REQUEST
Look through the data for the string "JSON". Copy every line where it is found.

◆ ◆ ◆ ◆ ◆

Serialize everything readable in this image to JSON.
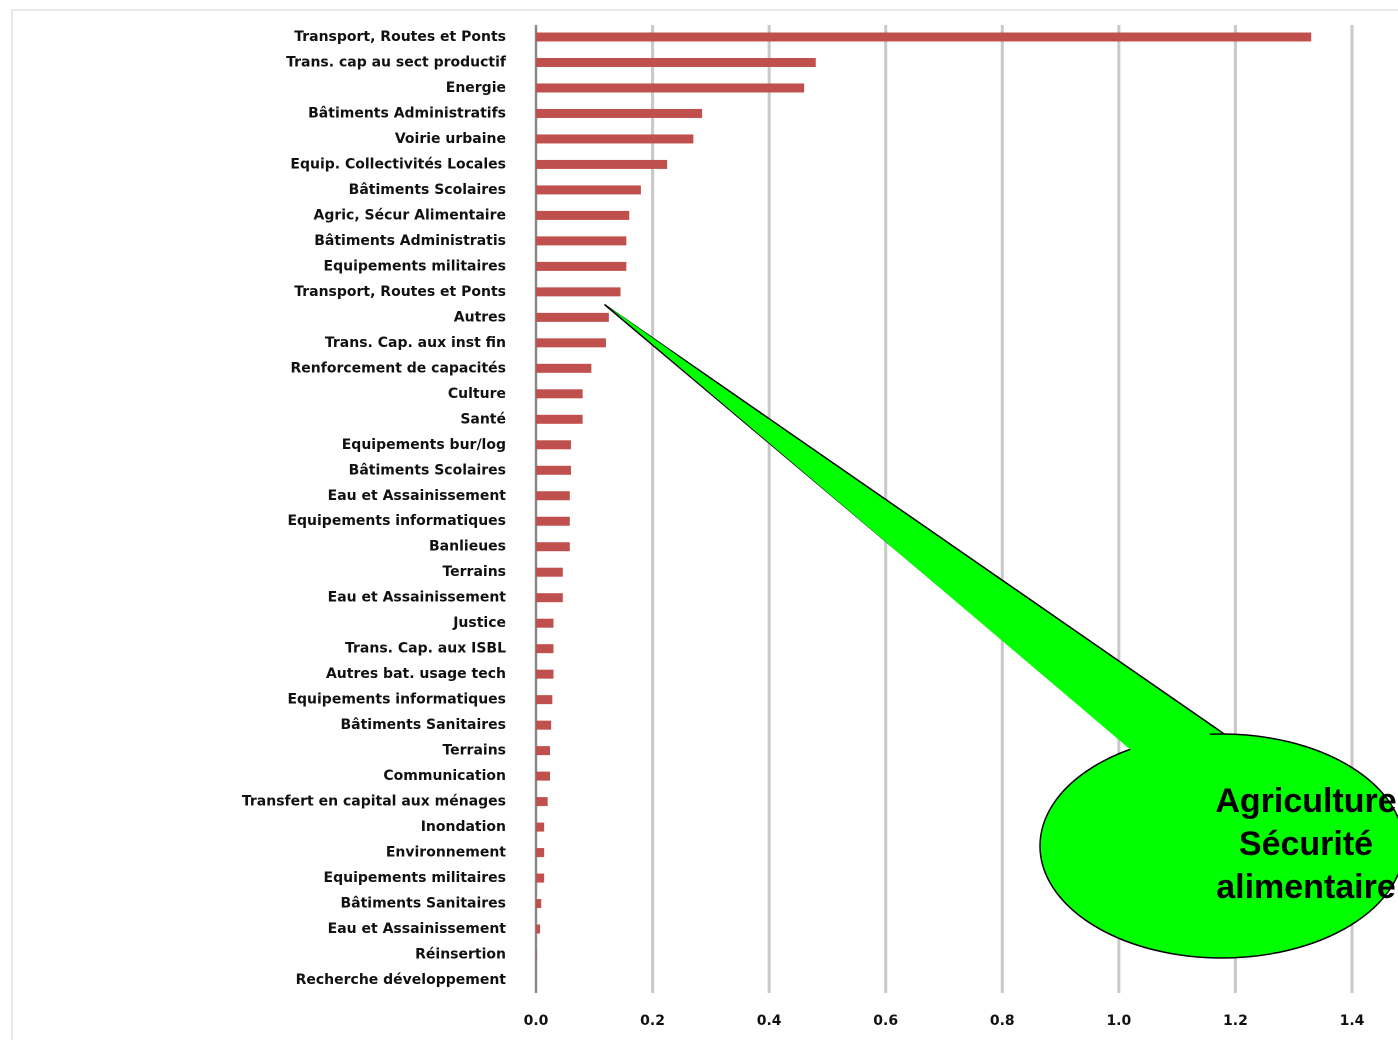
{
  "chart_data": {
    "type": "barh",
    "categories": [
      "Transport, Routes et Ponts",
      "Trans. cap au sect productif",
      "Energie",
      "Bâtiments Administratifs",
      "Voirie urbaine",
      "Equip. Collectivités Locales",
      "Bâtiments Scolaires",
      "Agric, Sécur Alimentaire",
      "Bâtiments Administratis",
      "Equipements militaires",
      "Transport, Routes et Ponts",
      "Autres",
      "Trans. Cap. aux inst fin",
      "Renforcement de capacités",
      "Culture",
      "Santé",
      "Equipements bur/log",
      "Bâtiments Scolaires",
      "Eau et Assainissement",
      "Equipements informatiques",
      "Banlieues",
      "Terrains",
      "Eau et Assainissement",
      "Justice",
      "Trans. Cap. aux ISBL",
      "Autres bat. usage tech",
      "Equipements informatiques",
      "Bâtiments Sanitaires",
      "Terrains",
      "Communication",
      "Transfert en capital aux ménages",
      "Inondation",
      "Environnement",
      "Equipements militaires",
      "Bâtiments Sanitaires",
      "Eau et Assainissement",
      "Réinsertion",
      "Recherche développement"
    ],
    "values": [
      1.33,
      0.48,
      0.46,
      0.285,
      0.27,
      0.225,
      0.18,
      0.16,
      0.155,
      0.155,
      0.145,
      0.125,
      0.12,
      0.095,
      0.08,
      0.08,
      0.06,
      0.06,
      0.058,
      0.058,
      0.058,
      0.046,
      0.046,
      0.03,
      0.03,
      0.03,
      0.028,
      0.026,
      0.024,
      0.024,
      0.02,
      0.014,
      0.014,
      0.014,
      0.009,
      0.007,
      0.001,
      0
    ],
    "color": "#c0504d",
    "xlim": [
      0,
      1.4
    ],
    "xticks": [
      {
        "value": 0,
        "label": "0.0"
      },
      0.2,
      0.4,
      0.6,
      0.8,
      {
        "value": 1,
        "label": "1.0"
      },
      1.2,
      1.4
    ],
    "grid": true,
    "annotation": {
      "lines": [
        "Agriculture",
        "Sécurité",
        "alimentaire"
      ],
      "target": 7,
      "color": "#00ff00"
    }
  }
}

◆ ◆ ◆ ◆ ◆

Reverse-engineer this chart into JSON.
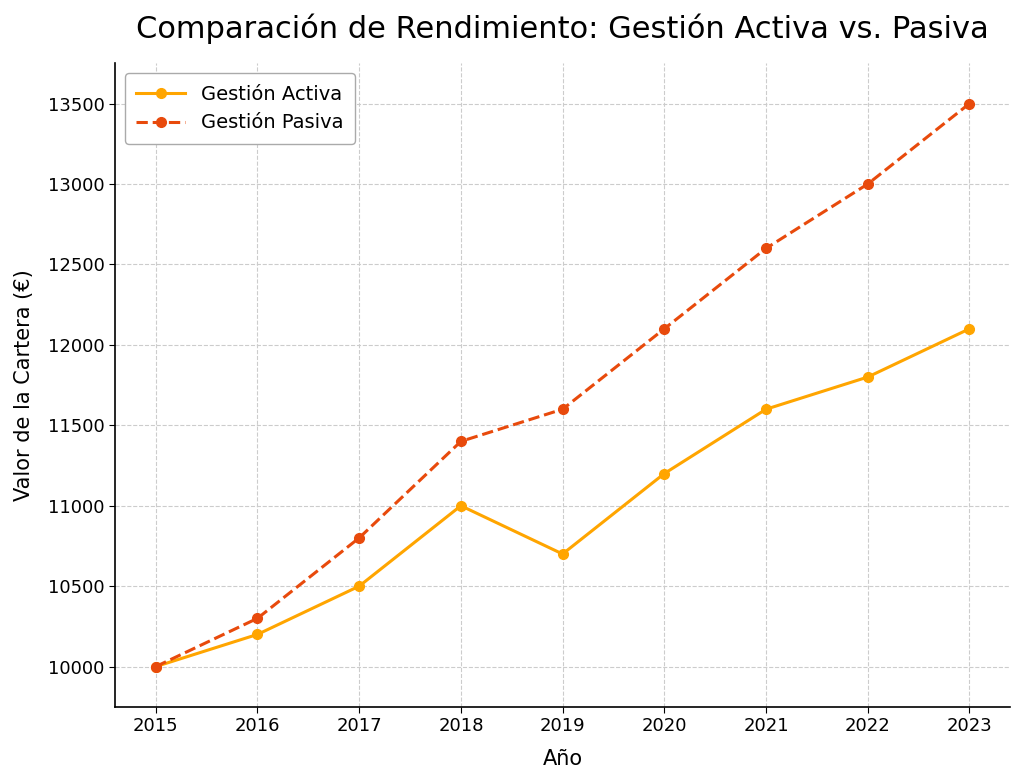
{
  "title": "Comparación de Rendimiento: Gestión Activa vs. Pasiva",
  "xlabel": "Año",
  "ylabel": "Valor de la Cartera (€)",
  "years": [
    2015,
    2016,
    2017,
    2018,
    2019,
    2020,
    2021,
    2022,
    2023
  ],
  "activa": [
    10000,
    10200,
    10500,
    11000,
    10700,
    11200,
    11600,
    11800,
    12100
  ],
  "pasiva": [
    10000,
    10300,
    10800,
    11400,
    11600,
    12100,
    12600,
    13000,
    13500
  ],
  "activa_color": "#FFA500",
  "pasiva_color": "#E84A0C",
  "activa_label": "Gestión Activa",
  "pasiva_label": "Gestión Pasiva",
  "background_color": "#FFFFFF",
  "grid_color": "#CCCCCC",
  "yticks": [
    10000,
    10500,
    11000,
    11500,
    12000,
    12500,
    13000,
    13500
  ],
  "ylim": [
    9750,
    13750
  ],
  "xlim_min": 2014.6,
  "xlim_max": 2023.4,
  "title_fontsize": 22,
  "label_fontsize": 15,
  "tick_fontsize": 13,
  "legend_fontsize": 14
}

◆ ◆ ◆ ◆ ◆

CORRECT OUTPUT
Serialize everything readable in this image to JSON.
Reverse-engineer this chart into JSON.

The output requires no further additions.